> TASK STATEMENT
Quote all of the data below exactly, please.

Rows from a figure dataset

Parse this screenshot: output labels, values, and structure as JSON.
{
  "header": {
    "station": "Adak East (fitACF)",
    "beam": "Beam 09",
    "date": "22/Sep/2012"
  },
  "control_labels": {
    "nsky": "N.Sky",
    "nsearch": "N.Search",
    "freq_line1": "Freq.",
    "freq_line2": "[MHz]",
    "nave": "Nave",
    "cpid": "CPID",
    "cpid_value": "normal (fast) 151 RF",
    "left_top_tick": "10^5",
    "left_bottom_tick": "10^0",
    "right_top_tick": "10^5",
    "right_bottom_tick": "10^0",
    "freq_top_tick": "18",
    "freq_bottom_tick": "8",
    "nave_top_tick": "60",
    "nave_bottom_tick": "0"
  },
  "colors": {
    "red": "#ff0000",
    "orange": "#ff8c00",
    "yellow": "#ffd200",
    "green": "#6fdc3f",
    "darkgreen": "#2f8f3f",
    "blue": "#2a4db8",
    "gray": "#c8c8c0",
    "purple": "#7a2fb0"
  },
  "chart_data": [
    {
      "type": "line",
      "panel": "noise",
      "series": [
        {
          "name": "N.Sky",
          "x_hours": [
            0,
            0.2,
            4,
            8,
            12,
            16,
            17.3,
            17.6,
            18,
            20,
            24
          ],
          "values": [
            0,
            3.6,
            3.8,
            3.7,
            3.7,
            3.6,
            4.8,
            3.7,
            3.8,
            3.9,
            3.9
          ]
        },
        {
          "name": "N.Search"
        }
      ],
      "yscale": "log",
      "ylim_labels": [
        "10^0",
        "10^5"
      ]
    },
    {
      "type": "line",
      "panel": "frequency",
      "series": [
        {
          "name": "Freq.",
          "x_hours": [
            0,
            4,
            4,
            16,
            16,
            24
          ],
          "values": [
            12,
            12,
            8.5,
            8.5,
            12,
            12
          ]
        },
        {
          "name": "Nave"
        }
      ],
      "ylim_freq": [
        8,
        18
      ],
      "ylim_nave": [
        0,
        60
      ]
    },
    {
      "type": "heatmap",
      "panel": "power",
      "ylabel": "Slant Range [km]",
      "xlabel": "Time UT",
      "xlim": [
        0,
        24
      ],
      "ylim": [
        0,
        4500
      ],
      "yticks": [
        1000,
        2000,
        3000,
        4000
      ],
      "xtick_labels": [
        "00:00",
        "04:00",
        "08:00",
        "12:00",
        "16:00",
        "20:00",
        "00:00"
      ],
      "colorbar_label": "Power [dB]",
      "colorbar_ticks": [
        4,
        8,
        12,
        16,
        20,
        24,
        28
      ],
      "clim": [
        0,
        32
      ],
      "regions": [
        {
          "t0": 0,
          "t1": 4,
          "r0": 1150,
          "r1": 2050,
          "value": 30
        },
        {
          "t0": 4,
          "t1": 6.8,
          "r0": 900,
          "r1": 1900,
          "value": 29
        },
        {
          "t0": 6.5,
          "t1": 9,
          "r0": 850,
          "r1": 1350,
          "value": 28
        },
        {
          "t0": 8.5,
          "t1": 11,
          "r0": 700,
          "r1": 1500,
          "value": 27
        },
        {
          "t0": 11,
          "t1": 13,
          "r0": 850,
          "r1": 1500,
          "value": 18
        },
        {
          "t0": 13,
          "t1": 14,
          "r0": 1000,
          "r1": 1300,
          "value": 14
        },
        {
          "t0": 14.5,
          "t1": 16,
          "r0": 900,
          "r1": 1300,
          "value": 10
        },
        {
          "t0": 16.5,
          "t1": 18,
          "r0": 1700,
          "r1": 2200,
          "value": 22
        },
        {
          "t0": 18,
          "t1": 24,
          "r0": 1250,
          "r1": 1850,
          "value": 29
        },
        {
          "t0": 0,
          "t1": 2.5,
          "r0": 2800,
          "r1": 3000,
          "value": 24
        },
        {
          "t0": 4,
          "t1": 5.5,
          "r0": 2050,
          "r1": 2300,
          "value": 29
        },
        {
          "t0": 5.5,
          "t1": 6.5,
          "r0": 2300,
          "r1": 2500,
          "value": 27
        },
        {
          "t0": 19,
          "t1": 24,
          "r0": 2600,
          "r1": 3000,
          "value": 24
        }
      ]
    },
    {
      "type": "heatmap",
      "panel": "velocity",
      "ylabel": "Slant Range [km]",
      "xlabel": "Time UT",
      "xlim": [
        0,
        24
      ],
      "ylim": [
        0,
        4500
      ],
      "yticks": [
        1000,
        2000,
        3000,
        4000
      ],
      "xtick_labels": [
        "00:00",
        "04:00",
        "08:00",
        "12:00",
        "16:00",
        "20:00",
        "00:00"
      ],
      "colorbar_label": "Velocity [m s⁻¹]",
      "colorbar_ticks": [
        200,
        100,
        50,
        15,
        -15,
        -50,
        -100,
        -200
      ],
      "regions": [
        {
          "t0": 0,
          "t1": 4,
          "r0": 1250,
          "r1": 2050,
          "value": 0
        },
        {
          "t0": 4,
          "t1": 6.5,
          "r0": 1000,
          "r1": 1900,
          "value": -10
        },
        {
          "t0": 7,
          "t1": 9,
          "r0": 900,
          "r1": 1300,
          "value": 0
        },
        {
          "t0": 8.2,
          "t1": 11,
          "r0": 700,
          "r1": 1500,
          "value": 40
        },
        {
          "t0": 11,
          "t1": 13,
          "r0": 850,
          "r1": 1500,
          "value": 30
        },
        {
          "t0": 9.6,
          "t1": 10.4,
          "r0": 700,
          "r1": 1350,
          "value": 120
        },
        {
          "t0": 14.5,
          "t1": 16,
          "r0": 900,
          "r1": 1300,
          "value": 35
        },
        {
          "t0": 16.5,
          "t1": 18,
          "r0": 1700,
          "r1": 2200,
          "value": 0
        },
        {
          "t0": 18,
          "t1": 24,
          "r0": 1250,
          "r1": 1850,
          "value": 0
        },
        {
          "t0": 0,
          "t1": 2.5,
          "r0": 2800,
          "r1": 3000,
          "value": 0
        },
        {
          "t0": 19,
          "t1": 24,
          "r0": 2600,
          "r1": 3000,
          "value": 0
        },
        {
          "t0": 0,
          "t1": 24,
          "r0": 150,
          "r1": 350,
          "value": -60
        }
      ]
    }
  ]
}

> CORRECT RESPONSE
Parse this screenshot: output labels, values, and structure as JSON.
{
  "header": {
    "station": "Adak East (fitACF)",
    "beam": "Beam 09",
    "date": "22/Sep/2012"
  },
  "control_labels": {
    "nsky": "N.Sky",
    "nsearch": "N.Search",
    "freq_line1": "Freq.",
    "freq_line2": "[MHz]",
    "nave": "Nave",
    "cpid": "CPID",
    "cpid_value": "normal (fast) 151 RF",
    "left_top_tick": "10^5",
    "left_bottom_tick": "10^0",
    "right_top_tick": "10^5",
    "right_bottom_tick": "10^0",
    "freq_top_tick": "18",
    "freq_bottom_tick": "8",
    "nave_top_tick": "60",
    "nave_bottom_tick": "0"
  },
  "colors": {
    "red": "#ff0000",
    "orange": "#ff8c00",
    "yellow": "#ffd200",
    "green": "#6fdc3f",
    "darkgreen": "#2f8f3f",
    "blue": "#2a4db8",
    "gray": "#c8c8c0",
    "purple": "#7a2fb0"
  },
  "chart_data": [
    {
      "type": "line",
      "panel": "noise",
      "series": [
        {
          "name": "N.Sky",
          "x_hours": [
            0,
            0.2,
            4,
            8,
            12,
            16,
            17.3,
            17.6,
            18,
            20,
            24
          ],
          "values": [
            0,
            3.6,
            3.8,
            3.7,
            3.7,
            3.6,
            4.8,
            3.7,
            3.8,
            3.9,
            3.9
          ]
        },
        {
          "name": "N.Search"
        }
      ],
      "yscale": "log",
      "ylim_labels": [
        "10^0",
        "10^5"
      ]
    },
    {
      "type": "line",
      "panel": "frequency",
      "series": [
        {
          "name": "Freq.",
          "x_hours": [
            0,
            4,
            4,
            16,
            16,
            24
          ],
          "values": [
            12,
            12,
            8.5,
            8.5,
            12,
            12
          ]
        },
        {
          "name": "Nave"
        }
      ],
      "ylim_freq": [
        8,
        18
      ],
      "ylim_nave": [
        0,
        60
      ]
    },
    {
      "type": "heatmap",
      "panel": "power",
      "ylabel": "Slant Range [km]",
      "xlabel": "Time UT",
      "xlim": [
        0,
        24
      ],
      "ylim": [
        0,
        4500
      ],
      "yticks": [
        1000,
        2000,
        3000,
        4000
      ],
      "xtick_labels": [
        "00:00",
        "04:00",
        "08:00",
        "12:00",
        "16:00",
        "20:00",
        "00:00"
      ],
      "colorbar_label": "Power [dB]",
      "colorbar_ticks": [
        4,
        8,
        12,
        16,
        20,
        24,
        28
      ],
      "clim": [
        0,
        32
      ],
      "regions": [
        {
          "t0": 0,
          "t1": 4,
          "r0": 1150,
          "r1": 2050,
          "value": 30
        },
        {
          "t0": 4,
          "t1": 6.8,
          "r0": 900,
          "r1": 1900,
          "value": 29
        },
        {
          "t0": 6.5,
          "t1": 9,
          "r0": 850,
          "r1": 1350,
          "value": 28
        },
        {
          "t0": 8.5,
          "t1": 11,
          "r0": 700,
          "r1": 1500,
          "value": 27
        },
        {
          "t0": 11,
          "t1": 13,
          "r0": 850,
          "r1": 1500,
          "value": 18
        },
        {
          "t0": 13,
          "t1": 14,
          "r0": 1000,
          "r1": 1300,
          "value": 14
        },
        {
          "t0": 14.5,
          "t1": 16,
          "r0": 900,
          "r1": 1300,
          "value": 10
        },
        {
          "t0": 16.5,
          "t1": 18,
          "r0": 1700,
          "r1": 2200,
          "value": 22
        },
        {
          "t0": 18,
          "t1": 24,
          "r0": 1250,
          "r1": 1850,
          "value": 29
        },
        {
          "t0": 0,
          "t1": 2.5,
          "r0": 2800,
          "r1": 3000,
          "value": 24
        },
        {
          "t0": 4,
          "t1": 5.5,
          "r0": 2050,
          "r1": 2300,
          "value": 29
        },
        {
          "t0": 5.5,
          "t1": 6.5,
          "r0": 2300,
          "r1": 2500,
          "value": 27
        },
        {
          "t0": 19,
          "t1": 24,
          "r0": 2600,
          "r1": 3000,
          "value": 24
        }
      ]
    },
    {
      "type": "heatmap",
      "panel": "velocity",
      "ylabel": "Slant Range [km]",
      "xlabel": "Time UT",
      "xlim": [
        0,
        24
      ],
      "ylim": [
        0,
        4500
      ],
      "yticks": [
        1000,
        2000,
        3000,
        4000
      ],
      "xtick_labels": [
        "00:00",
        "04:00",
        "08:00",
        "12:00",
        "16:00",
        "20:00",
        "00:00"
      ],
      "colorbar_label": "Velocity [m s⁻¹]",
      "colorbar_ticks": [
        200,
        100,
        50,
        15,
        -15,
        -50,
        -100,
        -200
      ],
      "regions": [
        {
          "t0": 0,
          "t1": 4,
          "r0": 1250,
          "r1": 2050,
          "value": 0
        },
        {
          "t0": 4,
          "t1": 6.5,
          "r0": 1000,
          "r1": 1900,
          "value": -10
        },
        {
          "t0": 7,
          "t1": 9,
          "r0": 900,
          "r1": 1300,
          "value": 0
        },
        {
          "t0": 8.2,
          "t1": 11,
          "r0": 700,
          "r1": 1500,
          "value": 40
        },
        {
          "t0": 11,
          "t1": 13,
          "r0": 850,
          "r1": 1500,
          "value": 30
        },
        {
          "t0": 9.6,
          "t1": 10.4,
          "r0": 700,
          "r1": 1350,
          "value": 120
        },
        {
          "t0": 14.5,
          "t1": 16,
          "r0": 900,
          "r1": 1300,
          "value": 35
        },
        {
          "t0": 16.5,
          "t1": 18,
          "r0": 1700,
          "r1": 2200,
          "value": 0
        },
        {
          "t0": 18,
          "t1": 24,
          "r0": 1250,
          "r1": 1850,
          "value": 0
        },
        {
          "t0": 0,
          "t1": 2.5,
          "r0": 2800,
          "r1": 3000,
          "value": 0
        },
        {
          "t0": 19,
          "t1": 24,
          "r0": 2600,
          "r1": 3000,
          "value": 0
        },
        {
          "t0": 0,
          "t1": 24,
          "r0": 150,
          "r1": 350,
          "value": -60
        }
      ]
    }
  ]
}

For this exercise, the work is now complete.